- Given problem -
Search the entries for the word "border" and pull out each line that has it.

- Data records -
— START —
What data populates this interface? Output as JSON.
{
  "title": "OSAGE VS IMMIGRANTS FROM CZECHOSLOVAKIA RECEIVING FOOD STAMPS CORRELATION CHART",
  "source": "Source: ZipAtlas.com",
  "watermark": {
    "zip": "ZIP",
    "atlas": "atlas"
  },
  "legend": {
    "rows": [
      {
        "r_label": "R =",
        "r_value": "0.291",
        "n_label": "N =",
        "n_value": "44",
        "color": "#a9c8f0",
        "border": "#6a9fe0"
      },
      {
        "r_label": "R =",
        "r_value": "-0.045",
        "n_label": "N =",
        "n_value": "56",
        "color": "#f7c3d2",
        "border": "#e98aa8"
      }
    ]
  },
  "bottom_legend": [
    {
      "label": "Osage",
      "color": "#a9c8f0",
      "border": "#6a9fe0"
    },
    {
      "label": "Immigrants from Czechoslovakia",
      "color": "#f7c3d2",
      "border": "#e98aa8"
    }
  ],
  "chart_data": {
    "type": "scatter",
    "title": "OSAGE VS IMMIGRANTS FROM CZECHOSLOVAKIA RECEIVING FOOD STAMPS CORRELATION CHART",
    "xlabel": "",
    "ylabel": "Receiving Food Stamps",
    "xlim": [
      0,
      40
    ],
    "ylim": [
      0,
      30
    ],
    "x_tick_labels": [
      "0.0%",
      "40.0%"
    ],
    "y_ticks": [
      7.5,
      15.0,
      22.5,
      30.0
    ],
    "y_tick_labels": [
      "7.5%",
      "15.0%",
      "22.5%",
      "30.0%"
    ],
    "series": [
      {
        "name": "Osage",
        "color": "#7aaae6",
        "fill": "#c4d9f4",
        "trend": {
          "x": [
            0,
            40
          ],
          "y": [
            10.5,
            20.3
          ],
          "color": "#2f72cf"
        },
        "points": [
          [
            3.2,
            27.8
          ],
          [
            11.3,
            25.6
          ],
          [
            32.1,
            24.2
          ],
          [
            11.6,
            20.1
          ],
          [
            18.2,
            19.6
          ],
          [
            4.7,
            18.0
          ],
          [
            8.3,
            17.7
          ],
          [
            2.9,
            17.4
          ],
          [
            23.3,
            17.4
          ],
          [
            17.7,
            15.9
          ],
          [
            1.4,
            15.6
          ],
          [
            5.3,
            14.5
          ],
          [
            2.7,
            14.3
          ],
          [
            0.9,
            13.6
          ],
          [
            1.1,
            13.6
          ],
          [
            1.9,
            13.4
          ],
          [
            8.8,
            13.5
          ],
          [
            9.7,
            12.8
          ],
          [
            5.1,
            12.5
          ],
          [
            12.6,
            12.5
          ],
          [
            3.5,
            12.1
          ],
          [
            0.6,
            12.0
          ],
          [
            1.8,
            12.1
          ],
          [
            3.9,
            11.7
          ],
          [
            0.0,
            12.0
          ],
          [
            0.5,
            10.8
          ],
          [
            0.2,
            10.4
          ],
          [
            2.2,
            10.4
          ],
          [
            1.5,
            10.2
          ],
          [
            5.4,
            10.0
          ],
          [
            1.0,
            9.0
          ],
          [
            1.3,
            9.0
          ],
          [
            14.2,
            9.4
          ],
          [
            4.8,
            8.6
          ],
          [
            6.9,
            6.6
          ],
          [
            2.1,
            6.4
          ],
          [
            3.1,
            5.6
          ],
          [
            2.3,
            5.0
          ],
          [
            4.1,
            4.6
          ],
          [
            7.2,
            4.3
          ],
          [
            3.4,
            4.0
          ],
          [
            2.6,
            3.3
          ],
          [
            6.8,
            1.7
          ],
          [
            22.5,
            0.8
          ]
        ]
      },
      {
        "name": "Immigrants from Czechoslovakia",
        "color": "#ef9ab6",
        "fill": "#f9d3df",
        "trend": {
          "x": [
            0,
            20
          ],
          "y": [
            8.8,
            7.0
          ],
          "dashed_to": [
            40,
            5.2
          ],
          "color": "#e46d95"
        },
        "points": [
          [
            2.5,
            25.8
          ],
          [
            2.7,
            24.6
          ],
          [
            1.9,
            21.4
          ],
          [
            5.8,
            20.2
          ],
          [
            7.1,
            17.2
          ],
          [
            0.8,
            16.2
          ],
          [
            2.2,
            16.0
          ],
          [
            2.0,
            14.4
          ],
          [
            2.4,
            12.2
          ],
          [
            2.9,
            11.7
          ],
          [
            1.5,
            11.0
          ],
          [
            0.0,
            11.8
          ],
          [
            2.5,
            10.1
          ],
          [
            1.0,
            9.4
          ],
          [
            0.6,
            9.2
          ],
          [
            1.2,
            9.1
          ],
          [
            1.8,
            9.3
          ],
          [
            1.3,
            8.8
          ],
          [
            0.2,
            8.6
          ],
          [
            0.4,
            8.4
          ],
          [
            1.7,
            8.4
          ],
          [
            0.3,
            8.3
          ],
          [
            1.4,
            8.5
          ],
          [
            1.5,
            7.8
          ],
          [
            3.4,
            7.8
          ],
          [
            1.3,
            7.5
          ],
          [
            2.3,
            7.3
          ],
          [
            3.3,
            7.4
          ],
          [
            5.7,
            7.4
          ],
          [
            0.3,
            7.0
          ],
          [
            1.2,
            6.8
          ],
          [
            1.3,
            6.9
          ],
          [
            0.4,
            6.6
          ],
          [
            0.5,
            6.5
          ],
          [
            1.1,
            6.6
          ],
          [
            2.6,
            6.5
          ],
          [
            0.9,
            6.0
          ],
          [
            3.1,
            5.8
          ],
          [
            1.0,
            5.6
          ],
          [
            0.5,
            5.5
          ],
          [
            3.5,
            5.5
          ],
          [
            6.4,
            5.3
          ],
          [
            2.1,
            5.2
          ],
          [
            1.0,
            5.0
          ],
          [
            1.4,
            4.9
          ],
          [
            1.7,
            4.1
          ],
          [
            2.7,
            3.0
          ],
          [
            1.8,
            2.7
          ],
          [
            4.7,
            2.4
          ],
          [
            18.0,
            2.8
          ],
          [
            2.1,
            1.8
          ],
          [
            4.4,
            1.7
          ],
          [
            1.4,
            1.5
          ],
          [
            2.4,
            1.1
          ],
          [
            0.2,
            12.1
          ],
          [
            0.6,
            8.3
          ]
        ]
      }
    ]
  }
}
— END —
- Complete answer -
        "border": "#6a9fe0"
        "border": "#e98aa8"
      "border": "#6a9fe0"
      "border": "#e98aa8"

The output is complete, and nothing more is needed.